練習問題:
a: BeautifulSoup の記事のうち、「print(type(soup)) # <class」を含む語句で始まり「print(p_tag)」で終わる部分を、「find_all」を「findAll」に置き換えて書き直してください。
b: BeautifulSoup の記事で、type(soup) を print すると何が出力されると書かれていますか?
c: BeautifulSoup を用いた HTML 解析の記事を、途切れたところから続けて書いてください。

本文抜粋:
= = = = =

BeautifulSoup を用いた HTML 解析の基礎 (タグの検索と解析)

Python で HTML 解析を行う手順の備忘録.

BeautifulSoup4 のインストール

pip install beautifulsoup4
pip install lxml
        

パース

from bs4 import BeautifulSoup

soup = BeautifulSoup($HTML_STR, "lxml")

print(type(soup)) # <class 'bs4.BeautifulSoup'>
        

タグの抽出

soup = BeautifulSoup("https://example.com", "lxml")

p_tag = soup.find("p")

p_tags = soup.find_all("p")

print("p_tag")
print(p_tag)

print("p_tags")
print(p_tags)

= = = = =

保存データ:
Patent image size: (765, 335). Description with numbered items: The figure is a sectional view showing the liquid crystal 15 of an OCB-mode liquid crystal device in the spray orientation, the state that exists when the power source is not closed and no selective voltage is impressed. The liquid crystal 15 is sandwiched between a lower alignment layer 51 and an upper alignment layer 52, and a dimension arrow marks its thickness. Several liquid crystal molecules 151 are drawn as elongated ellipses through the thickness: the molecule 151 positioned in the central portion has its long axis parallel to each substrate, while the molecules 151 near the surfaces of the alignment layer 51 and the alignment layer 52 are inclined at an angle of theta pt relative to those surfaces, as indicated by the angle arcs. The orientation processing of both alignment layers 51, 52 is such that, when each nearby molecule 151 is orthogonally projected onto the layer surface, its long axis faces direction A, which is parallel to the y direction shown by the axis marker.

= = = = =

各問の解答:
a:
print(type(soup)) # <class 'bs4.BeautifulSoup'>
        

タグの抽出

soup = BeautifulSoup("https://example.com", "lxml")

p_tag = soup.find("p")

p_tags = soup.findAll("p")

print("p_tag")
print(p_tag)

b: <class 'bs4.BeautifulSoup'>

c:
p_tag
<p>This domain is for use in illustrative examples in documents. You may use this
    domain in literature without prior coordination or asking for permission.</p>

p_tags
[<p>This domain is for use in illustrative examples in documents. You may use this
    domain in literature without prior coordination or asking for permission.</p>, <p><a href="https://www.iana.org/domains/example">More information...</a></p>]
        

タグの解析

a_tag = soup.find("a")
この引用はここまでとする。